App and web page records:
+ + + +

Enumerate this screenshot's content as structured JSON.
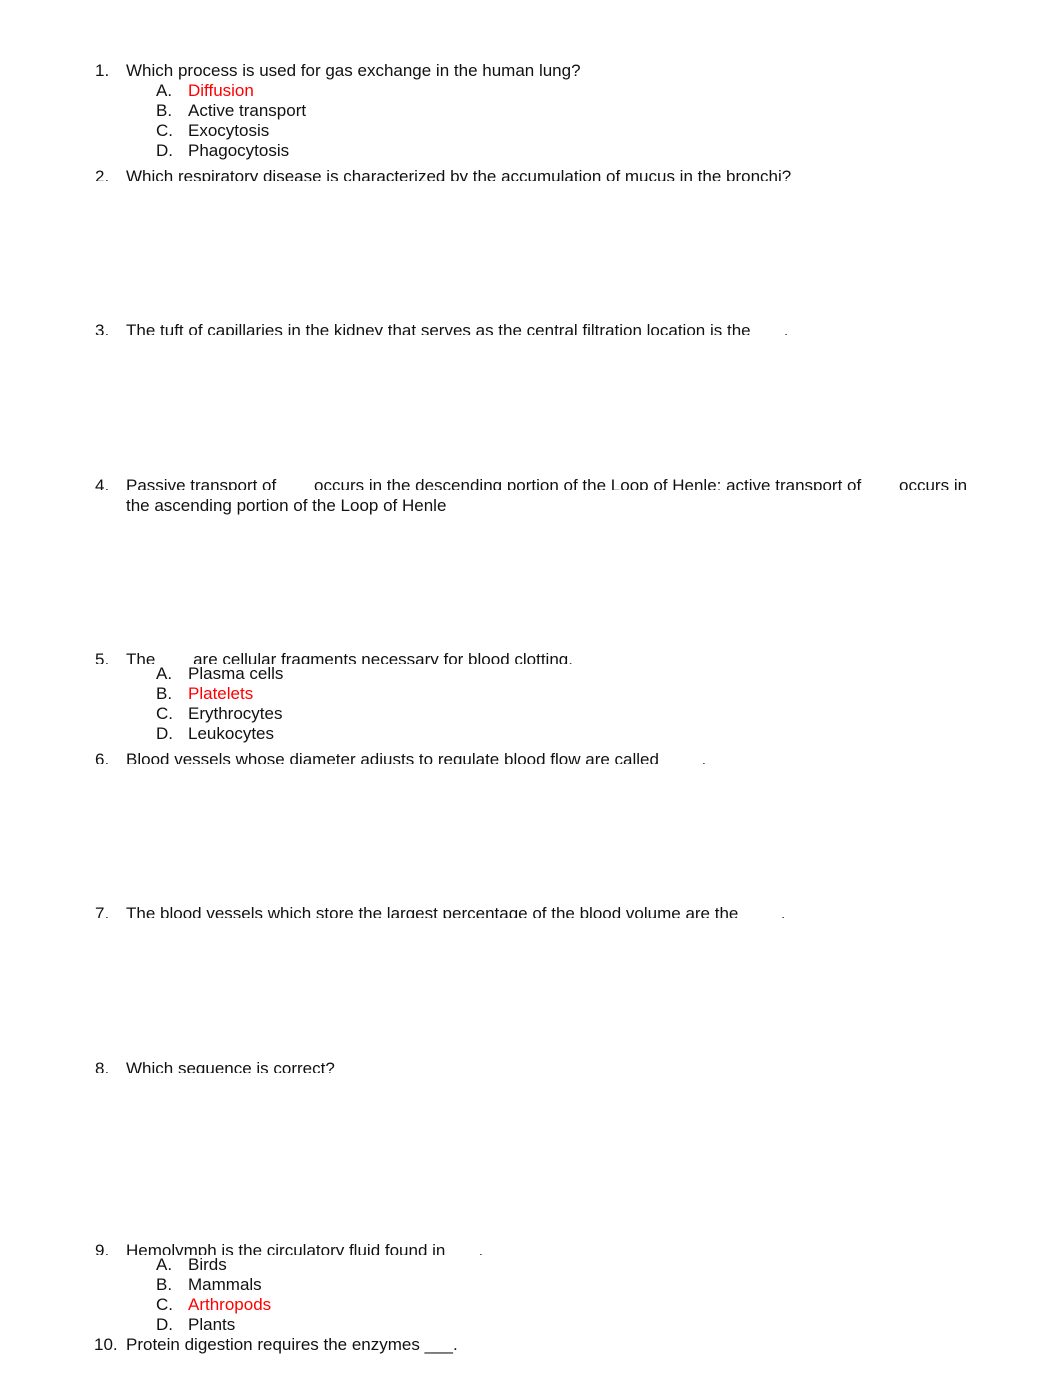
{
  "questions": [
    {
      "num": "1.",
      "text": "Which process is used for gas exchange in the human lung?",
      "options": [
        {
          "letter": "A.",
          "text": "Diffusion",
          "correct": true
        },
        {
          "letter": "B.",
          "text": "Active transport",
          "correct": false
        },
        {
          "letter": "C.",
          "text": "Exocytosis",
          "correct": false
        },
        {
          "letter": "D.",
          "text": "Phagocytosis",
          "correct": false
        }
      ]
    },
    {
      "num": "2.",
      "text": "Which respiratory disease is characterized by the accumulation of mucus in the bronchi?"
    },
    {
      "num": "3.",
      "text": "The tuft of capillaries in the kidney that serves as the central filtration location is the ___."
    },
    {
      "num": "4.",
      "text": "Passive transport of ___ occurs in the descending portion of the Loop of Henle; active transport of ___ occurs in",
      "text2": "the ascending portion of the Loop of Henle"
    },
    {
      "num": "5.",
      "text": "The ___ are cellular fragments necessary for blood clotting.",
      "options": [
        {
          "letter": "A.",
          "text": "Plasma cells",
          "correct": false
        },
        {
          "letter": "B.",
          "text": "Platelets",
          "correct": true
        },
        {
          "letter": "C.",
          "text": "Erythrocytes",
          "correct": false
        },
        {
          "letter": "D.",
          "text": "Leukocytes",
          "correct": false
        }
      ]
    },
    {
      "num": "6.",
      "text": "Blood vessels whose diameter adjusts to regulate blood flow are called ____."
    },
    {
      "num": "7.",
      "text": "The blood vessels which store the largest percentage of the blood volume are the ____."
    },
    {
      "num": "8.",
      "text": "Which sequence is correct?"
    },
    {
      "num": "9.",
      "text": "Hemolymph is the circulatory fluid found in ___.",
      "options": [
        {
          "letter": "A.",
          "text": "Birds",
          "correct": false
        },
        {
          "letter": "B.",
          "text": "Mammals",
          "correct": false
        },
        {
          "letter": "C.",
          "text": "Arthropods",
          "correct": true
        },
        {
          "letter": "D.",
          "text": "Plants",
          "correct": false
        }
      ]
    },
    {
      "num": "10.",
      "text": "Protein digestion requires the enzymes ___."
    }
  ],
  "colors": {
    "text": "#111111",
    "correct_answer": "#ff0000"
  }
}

+ + + +

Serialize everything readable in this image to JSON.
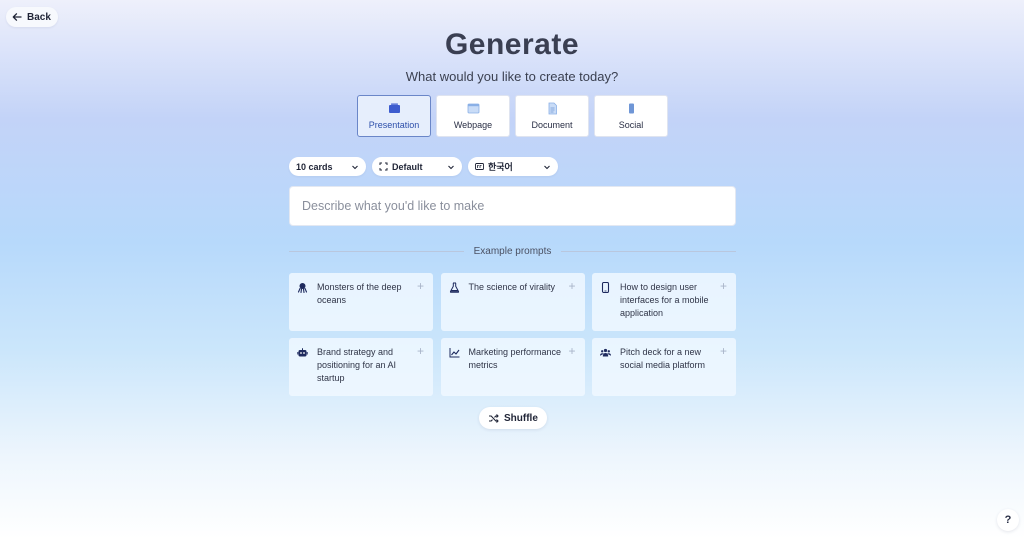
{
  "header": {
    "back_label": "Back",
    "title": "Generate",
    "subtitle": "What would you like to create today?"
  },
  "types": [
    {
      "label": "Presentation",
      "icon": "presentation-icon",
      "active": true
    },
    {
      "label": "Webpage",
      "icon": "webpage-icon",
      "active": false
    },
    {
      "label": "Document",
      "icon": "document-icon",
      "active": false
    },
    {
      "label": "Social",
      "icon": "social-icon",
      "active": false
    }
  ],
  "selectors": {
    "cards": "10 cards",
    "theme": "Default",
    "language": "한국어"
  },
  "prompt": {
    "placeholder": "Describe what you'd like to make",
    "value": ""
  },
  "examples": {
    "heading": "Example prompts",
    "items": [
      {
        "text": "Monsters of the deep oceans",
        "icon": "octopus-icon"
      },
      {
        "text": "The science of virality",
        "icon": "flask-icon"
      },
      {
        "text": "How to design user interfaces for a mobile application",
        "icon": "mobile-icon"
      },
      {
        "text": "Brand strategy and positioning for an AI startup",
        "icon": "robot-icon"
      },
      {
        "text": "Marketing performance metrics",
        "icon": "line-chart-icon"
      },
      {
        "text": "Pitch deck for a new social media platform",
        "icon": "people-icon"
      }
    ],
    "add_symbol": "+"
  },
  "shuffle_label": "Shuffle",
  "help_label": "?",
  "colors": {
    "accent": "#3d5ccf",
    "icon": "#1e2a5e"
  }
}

+ + + +

EXERCISE REQUIREMENTS: Scan the data above for the string "Loop". Copy every line in which it appears.

ANSWER SECTION:
      "text": "Passive transport of ___ occurs in the descending portion of the Loop of Henle; active transport of ___ occurs in",
      "text2": "the ascending portion of the Loop of Henle"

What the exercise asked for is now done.